WHAT IS EXPECTED:
Scan the data below. Pull out each line where "Other" occurs.
— Start of SOURCE DATA —
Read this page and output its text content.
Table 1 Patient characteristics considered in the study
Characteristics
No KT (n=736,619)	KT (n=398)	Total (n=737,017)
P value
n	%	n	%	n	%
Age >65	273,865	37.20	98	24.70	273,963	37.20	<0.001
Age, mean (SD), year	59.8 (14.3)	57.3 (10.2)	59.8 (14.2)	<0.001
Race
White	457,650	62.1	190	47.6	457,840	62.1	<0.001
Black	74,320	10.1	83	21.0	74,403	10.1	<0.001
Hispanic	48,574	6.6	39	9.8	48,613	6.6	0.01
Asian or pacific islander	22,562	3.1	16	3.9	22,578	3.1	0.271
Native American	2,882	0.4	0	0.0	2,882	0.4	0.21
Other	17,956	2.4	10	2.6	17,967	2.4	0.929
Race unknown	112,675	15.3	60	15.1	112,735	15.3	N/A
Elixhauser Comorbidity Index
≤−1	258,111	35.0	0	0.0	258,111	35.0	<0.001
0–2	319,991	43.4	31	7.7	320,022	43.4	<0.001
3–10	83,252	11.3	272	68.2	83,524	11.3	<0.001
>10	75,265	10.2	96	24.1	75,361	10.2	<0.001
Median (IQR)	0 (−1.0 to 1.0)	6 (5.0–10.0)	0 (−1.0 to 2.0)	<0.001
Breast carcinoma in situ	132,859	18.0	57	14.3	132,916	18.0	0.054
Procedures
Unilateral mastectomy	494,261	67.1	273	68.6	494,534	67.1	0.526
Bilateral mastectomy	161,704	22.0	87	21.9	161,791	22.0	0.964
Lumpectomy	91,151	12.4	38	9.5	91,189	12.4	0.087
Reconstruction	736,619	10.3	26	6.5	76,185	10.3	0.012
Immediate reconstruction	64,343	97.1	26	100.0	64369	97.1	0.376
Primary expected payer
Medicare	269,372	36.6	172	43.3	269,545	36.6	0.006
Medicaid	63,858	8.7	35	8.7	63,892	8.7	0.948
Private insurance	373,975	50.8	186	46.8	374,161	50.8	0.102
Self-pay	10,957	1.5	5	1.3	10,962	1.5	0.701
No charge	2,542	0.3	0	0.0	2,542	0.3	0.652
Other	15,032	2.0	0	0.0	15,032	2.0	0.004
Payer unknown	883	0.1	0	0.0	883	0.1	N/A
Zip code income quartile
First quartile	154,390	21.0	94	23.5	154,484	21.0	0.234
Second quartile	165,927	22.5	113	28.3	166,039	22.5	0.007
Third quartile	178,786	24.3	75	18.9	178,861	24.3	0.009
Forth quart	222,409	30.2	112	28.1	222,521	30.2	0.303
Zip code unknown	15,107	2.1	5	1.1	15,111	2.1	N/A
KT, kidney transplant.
— End of SOURCE DATA —
FULL SOLUTION:
Other	17,956	2.4	10	2.6	17,967	2.4	0.929
Other	15,032	2.0	0	0.0	15,032	2.0	0.004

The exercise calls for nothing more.